> Exercise directions
Which lines hold the word "state"? Show each of them.

Data entries
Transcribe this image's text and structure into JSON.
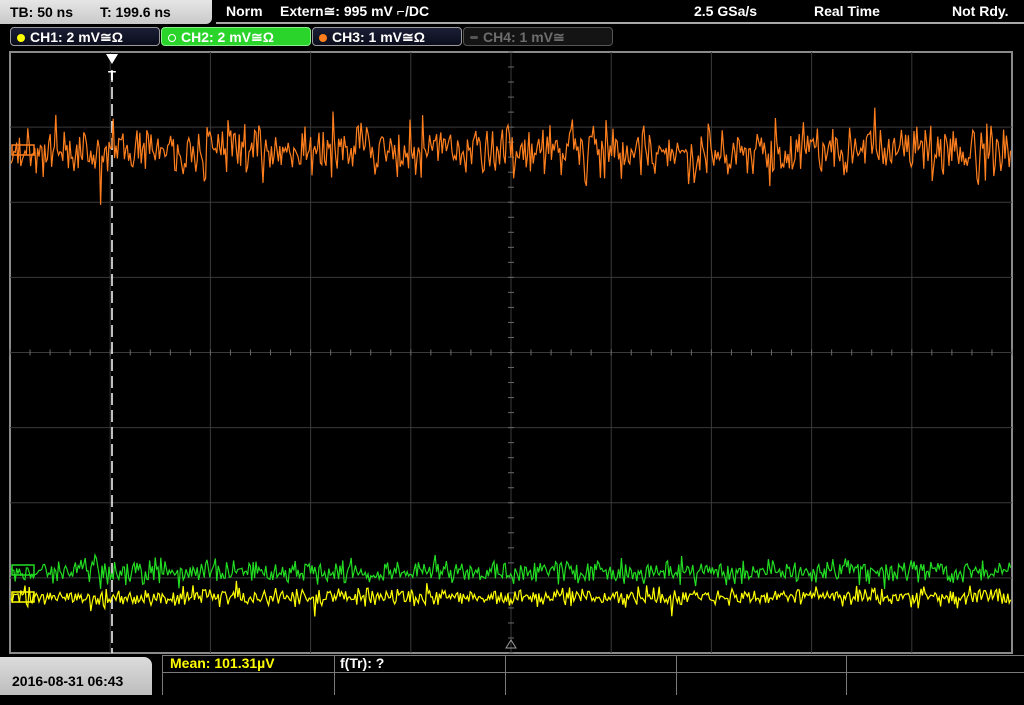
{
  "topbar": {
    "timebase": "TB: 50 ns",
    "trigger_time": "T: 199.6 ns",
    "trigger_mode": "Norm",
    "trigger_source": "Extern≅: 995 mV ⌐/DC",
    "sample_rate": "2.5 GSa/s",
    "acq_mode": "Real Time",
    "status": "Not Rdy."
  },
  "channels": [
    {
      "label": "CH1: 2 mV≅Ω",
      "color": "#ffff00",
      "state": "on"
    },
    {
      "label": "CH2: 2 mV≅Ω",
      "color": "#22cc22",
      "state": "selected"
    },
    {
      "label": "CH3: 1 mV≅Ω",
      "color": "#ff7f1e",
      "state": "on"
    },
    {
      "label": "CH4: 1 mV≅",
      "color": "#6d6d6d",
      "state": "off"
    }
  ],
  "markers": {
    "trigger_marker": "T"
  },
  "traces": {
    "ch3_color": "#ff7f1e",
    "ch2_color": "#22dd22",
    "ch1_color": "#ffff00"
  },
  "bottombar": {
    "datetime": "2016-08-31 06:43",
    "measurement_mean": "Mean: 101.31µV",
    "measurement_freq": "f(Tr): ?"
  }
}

* * *

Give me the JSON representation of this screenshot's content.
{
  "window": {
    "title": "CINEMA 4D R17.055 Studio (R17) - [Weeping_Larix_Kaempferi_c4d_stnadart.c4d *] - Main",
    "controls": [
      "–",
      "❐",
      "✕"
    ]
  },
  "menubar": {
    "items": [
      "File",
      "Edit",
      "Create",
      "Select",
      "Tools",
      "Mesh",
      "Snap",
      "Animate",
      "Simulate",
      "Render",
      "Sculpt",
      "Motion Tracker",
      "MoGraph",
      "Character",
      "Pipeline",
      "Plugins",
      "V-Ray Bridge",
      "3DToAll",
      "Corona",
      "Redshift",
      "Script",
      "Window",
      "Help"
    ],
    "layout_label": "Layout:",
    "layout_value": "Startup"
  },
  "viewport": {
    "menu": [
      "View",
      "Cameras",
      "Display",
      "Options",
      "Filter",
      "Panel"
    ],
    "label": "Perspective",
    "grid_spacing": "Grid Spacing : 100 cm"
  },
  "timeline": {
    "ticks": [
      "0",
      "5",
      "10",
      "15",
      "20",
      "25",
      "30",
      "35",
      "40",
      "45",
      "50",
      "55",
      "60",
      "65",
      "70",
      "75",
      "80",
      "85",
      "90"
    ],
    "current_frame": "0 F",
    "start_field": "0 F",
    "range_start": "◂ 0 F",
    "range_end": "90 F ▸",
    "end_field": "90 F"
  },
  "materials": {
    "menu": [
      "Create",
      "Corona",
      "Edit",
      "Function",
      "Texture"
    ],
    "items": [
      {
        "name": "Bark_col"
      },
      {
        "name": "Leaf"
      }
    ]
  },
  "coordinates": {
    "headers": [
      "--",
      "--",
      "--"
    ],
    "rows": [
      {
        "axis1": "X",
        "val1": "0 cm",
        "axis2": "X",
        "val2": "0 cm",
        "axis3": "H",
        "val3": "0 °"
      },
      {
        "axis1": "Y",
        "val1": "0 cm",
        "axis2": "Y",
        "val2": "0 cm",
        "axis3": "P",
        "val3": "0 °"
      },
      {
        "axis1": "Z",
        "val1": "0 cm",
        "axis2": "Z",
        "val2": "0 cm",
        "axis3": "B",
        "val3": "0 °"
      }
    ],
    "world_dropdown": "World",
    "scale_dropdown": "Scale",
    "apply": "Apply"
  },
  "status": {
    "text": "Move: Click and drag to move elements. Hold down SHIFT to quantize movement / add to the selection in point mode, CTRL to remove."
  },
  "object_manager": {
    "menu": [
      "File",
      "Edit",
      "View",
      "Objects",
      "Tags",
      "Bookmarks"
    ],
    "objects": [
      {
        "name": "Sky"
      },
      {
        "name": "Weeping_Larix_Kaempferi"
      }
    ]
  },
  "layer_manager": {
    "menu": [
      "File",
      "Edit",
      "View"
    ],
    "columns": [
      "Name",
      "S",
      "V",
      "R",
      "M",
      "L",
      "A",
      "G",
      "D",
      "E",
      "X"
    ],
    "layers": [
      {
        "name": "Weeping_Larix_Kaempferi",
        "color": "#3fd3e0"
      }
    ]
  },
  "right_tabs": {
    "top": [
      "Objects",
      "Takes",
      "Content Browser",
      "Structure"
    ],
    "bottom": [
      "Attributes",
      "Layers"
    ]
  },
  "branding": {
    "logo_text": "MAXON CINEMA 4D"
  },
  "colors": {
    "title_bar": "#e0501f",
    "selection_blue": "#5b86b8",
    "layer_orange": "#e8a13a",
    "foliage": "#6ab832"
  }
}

> Complete output
      "state": "on"
      "state": "selected"
      "state": "on"
      "state": "off"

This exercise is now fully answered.